## Task instructions
Leaving out the pictures, please retype each record exactly.

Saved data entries
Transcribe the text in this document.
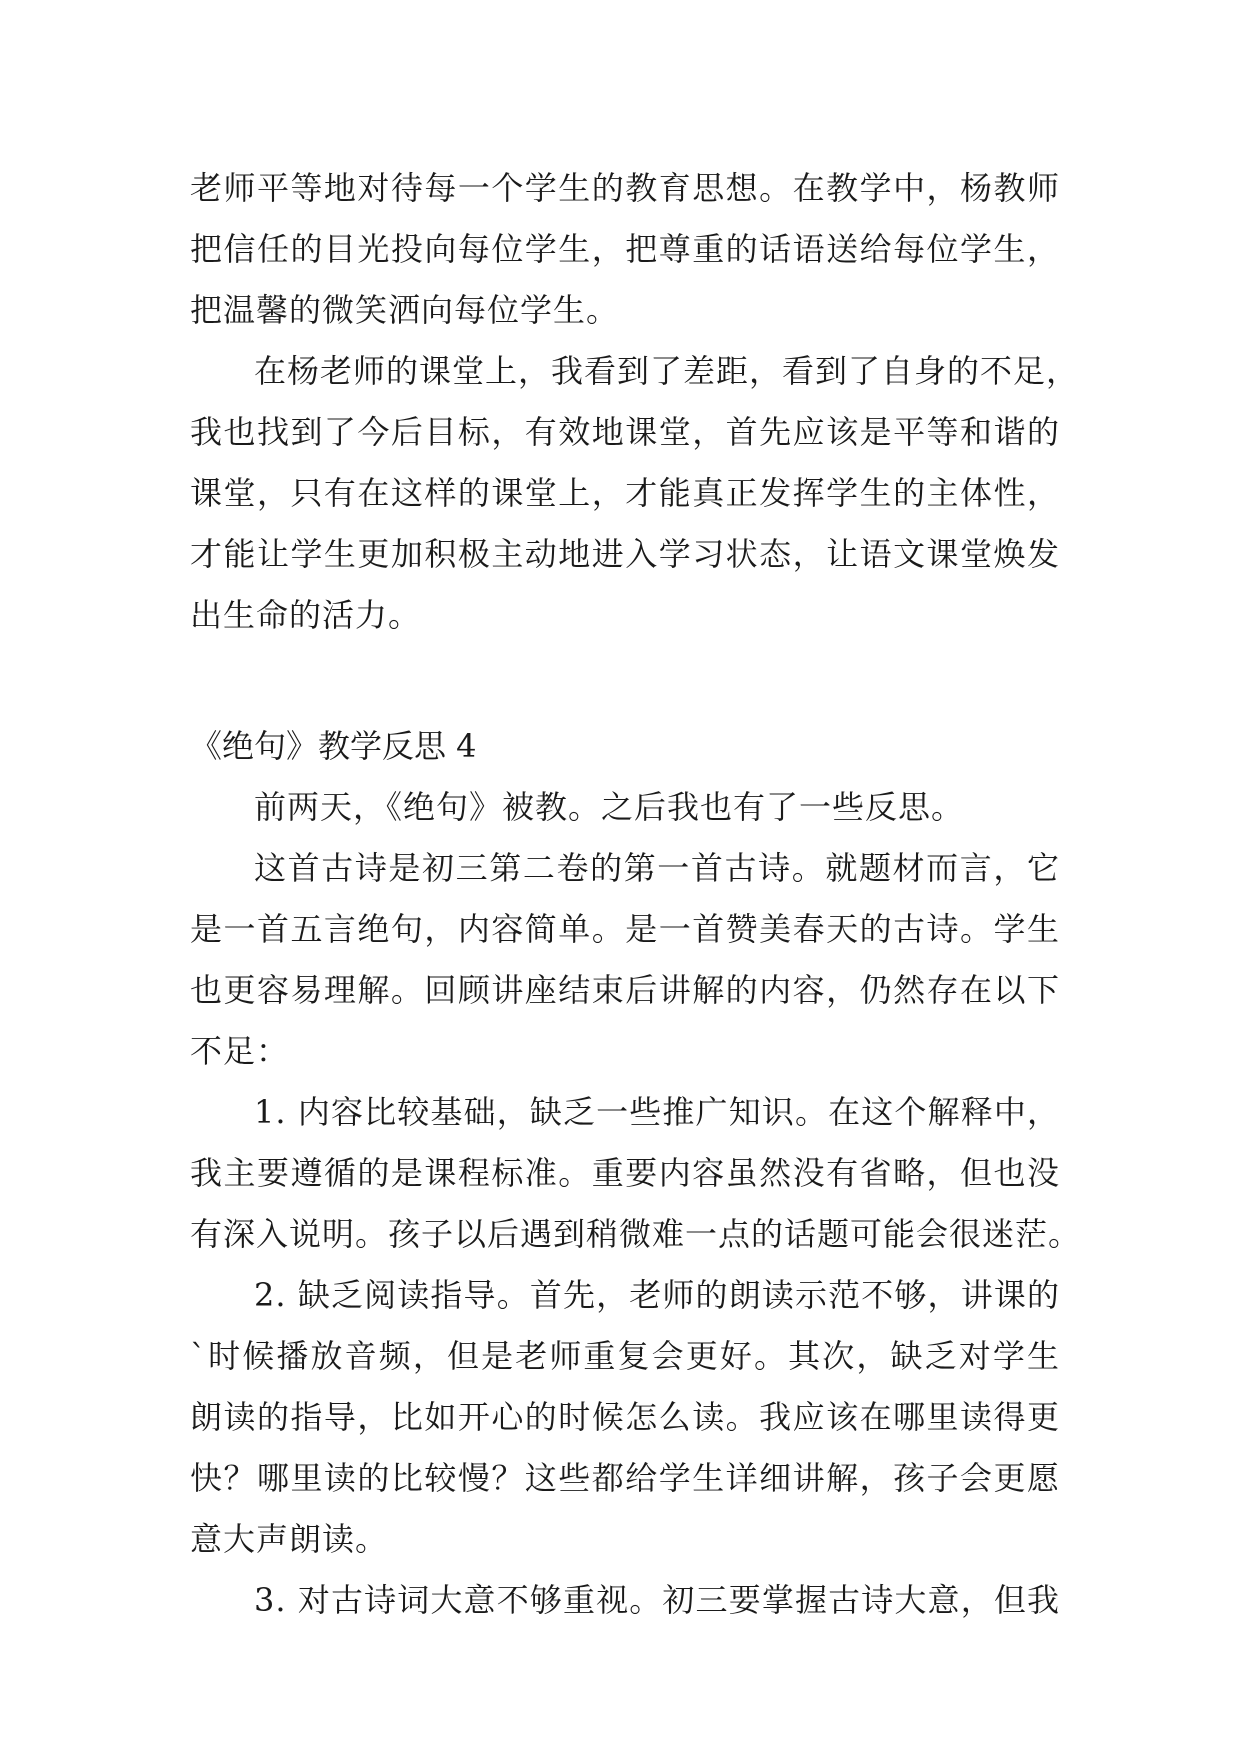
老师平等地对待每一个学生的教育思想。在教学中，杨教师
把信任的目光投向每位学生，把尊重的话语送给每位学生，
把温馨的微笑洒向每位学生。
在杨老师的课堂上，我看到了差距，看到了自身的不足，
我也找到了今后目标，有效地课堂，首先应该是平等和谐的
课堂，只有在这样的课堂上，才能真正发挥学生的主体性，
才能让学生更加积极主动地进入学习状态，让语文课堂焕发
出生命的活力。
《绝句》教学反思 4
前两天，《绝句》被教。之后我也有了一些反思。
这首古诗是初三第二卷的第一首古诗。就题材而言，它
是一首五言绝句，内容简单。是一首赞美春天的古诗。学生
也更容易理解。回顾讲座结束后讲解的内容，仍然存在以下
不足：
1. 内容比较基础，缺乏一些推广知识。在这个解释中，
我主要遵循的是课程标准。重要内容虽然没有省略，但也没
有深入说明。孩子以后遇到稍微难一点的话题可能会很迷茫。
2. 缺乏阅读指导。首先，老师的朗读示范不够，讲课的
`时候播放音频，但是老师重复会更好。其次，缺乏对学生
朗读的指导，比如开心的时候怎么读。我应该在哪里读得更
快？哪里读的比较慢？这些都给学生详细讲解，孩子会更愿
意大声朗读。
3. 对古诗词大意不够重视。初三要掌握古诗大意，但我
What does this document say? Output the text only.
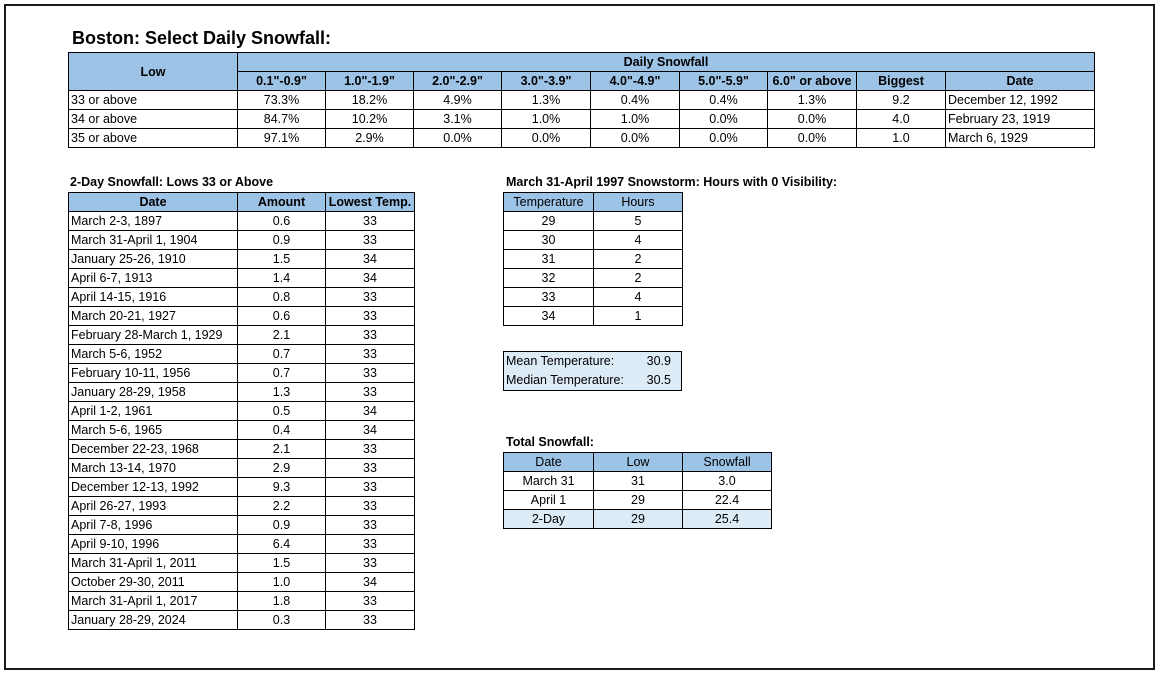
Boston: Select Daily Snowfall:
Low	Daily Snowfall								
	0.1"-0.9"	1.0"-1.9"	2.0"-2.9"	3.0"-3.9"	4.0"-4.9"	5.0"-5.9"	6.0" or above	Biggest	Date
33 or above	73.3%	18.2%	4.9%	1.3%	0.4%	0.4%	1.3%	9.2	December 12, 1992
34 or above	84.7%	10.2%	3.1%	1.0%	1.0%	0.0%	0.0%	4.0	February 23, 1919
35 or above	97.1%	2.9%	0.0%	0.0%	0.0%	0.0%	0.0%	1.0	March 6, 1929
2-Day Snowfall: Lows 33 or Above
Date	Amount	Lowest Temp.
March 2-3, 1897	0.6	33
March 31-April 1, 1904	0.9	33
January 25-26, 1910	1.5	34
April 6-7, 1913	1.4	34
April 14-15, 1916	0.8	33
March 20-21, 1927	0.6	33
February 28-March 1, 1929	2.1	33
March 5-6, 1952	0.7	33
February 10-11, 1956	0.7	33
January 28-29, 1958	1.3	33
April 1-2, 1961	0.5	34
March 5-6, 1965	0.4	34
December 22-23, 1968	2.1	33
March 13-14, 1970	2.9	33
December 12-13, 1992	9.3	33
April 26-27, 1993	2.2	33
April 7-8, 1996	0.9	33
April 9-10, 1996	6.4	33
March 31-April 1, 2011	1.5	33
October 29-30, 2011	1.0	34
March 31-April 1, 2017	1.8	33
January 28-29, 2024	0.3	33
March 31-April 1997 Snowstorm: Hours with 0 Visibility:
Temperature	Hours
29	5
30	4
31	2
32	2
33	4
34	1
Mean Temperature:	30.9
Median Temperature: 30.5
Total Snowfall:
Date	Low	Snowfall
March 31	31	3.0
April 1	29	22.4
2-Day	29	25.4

## Finished exercise
Transcribe the text in this document.
老师平等地对待每一个学生的教育思想。在教学中，杨教师
把信任的目光投向每位学生，把尊重的话语送给每位学生，
把温馨的微笑洒向每位学生。
在杨老师的课堂上，我看到了差距，看到了自身的不足，
我也找到了今后目标，有效地课堂，首先应该是平等和谐的
课堂，只有在这样的课堂上，才能真正发挥学生的主体性，
才能让学生更加积极主动地进入学习状态，让语文课堂焕发
出生命的活力。
《绝句》教学反思 4
前两天，《绝句》被教。之后我也有了一些反思。
这首古诗是初三第二卷的第一首古诗。就题材而言，它
是一首五言绝句，内容简单。是一首赞美春天的古诗。学生
也更容易理解。回顾讲座结束后讲解的内容，仍然存在以下
不足：
1. 内容比较基础，缺乏一些推广知识。在这个解释中，
我主要遵循的是课程标准。重要内容虽然没有省略，但也没
有深入说明。孩子以后遇到稍微难一点的话题可能会很迷茫。
2. 缺乏阅读指导。首先，老师的朗读示范不够，讲课的
`时候播放音频，但是老师重复会更好。其次，缺乏对学生
朗读的指导，比如开心的时候怎么读。我应该在哪里读得更
快？哪里读的比较慢？这些都给学生详细讲解，孩子会更愿
意大声朗读。
3. 对古诗词大意不够重视。初三要掌握古诗大意，但我
What does this document say? Output the text only.
Boston: Select Daily Snowfall:
Low	Daily Snowfall								
	0.1"-0.9"	1.0"-1.9"	2.0"-2.9"	3.0"-3.9"	4.0"-4.9"	5.0"-5.9"	6.0" or above	Biggest	Date
33 or above	73.3%	18.2%	4.9%	1.3%	0.4%	0.4%	1.3%	9.2	December 12, 1992
34 or above	84.7%	10.2%	3.1%	1.0%	1.0%	0.0%	0.0%	4.0	February 23, 1919
35 or above	97.1%	2.9%	0.0%	0.0%	0.0%	0.0%	0.0%	1.0	March 6, 1929
2-Day Snowfall: Lows 33 or Above
Date	Amount	Lowest Temp.
March 2-3, 1897	0.6	33
March 31-April 1, 1904	0.9	33
January 25-26, 1910	1.5	34
April 6-7, 1913	1.4	34
April 14-15, 1916	0.8	33
March 20-21, 1927	0.6	33
February 28-March 1, 1929	2.1	33
March 5-6, 1952	0.7	33
February 10-11, 1956	0.7	33
January 28-29, 1958	1.3	33
April 1-2, 1961	0.5	34
March 5-6, 1965	0.4	34
December 22-23, 1968	2.1	33
March 13-14, 1970	2.9	33
December 12-13, 1992	9.3	33
April 26-27, 1993	2.2	33
April 7-8, 1996	0.9	33
April 9-10, 1996	6.4	33
March 31-April 1, 2011	1.5	33
October 29-30, 2011	1.0	34
March 31-April 1, 2017	1.8	33
January 28-29, 2024	0.3	33
March 31-April 1997 Snowstorm: Hours with 0 Visibility:
Temperature	Hours
29	5
30	4
31	2
32	2
33	4
34	1
Mean Temperature:	30.9
Median Temperature: 30.5
Total Snowfall:
Date	Low	Snowfall
March 31	31	3.0
April 1	29	22.4
2-Day	29	25.4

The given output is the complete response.